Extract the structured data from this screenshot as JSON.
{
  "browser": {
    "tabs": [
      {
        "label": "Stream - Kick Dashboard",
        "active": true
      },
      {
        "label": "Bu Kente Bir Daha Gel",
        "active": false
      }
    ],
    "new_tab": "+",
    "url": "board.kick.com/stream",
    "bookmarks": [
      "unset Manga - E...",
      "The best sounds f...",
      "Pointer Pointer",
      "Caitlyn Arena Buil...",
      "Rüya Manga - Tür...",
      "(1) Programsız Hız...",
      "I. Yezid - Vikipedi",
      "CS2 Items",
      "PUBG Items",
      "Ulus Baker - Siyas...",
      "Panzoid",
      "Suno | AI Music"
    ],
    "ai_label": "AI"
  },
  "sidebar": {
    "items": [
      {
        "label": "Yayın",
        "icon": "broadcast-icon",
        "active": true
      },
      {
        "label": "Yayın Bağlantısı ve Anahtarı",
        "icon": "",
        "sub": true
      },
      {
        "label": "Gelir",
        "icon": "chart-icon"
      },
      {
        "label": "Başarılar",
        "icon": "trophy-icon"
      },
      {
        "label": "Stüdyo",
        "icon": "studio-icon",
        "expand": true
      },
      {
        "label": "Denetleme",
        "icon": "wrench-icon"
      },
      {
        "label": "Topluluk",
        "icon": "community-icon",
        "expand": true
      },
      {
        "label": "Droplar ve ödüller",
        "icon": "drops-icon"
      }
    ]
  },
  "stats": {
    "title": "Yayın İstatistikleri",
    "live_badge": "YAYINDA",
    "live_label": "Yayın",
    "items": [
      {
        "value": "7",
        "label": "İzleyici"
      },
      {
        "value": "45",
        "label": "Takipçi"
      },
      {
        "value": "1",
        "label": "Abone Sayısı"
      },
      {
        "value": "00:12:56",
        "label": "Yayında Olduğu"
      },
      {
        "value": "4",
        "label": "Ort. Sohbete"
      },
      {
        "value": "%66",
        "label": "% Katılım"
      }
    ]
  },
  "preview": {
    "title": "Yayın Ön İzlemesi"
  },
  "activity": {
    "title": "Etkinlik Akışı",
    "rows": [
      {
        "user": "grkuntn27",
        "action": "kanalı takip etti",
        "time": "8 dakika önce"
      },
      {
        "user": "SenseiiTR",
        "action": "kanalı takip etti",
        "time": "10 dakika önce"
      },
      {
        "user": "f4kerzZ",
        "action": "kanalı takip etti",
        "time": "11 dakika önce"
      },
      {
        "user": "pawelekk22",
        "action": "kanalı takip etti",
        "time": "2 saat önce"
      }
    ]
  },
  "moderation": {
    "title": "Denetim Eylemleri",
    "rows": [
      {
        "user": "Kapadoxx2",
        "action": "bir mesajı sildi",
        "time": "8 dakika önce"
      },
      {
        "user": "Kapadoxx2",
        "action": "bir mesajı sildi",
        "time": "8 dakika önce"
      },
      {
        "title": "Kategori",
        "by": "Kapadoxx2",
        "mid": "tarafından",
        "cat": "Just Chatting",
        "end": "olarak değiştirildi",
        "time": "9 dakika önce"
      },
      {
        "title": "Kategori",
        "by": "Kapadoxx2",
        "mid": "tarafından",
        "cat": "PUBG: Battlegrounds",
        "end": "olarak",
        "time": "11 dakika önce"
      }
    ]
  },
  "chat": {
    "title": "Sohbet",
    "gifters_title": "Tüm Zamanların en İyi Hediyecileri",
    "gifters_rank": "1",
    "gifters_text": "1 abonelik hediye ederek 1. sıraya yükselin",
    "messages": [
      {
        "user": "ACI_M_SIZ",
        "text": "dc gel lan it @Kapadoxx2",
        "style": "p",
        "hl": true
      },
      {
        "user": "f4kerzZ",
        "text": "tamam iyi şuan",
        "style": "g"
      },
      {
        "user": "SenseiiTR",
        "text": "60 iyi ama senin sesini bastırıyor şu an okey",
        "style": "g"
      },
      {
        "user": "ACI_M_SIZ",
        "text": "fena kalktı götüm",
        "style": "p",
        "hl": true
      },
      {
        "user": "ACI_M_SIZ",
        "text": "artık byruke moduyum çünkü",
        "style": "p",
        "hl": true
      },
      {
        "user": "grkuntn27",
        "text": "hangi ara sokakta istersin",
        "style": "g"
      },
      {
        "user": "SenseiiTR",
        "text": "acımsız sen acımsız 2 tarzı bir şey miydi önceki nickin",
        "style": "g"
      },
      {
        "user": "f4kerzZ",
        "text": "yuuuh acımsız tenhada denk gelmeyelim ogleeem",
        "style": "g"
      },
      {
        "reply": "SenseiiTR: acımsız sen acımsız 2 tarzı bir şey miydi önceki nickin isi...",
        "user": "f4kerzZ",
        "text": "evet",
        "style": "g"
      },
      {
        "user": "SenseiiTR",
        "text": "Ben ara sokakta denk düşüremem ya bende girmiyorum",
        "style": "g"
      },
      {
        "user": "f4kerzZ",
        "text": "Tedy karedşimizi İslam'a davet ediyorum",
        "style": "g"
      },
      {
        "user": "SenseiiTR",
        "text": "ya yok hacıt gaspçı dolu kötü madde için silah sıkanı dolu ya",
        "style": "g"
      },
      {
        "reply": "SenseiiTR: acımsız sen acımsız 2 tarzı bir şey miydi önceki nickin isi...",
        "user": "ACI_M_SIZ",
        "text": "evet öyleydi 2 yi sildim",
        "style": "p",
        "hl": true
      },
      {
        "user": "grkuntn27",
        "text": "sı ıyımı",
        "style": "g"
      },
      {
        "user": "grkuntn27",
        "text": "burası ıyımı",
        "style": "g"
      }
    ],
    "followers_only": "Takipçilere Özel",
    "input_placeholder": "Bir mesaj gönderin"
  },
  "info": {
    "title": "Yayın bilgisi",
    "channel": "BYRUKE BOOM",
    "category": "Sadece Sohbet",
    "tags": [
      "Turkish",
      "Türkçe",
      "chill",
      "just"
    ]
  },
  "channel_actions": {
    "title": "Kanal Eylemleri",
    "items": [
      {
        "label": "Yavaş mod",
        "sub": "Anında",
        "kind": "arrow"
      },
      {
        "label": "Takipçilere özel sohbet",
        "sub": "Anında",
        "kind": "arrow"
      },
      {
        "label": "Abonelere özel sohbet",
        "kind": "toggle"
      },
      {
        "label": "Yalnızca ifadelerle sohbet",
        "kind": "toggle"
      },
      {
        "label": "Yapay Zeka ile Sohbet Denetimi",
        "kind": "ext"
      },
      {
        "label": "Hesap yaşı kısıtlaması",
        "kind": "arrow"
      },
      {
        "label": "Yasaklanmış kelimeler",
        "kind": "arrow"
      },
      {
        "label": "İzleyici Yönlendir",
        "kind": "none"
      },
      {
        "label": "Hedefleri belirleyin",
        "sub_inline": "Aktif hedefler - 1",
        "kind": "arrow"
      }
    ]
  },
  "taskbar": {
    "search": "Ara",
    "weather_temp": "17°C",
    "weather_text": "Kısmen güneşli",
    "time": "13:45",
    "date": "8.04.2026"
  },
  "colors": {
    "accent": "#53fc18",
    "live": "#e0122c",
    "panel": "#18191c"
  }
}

----------

### To do
Extract each line from the entries above that contains the string "olarak".

### Answer below
        "end": "olarak değiştirildi",
        "end": "olarak",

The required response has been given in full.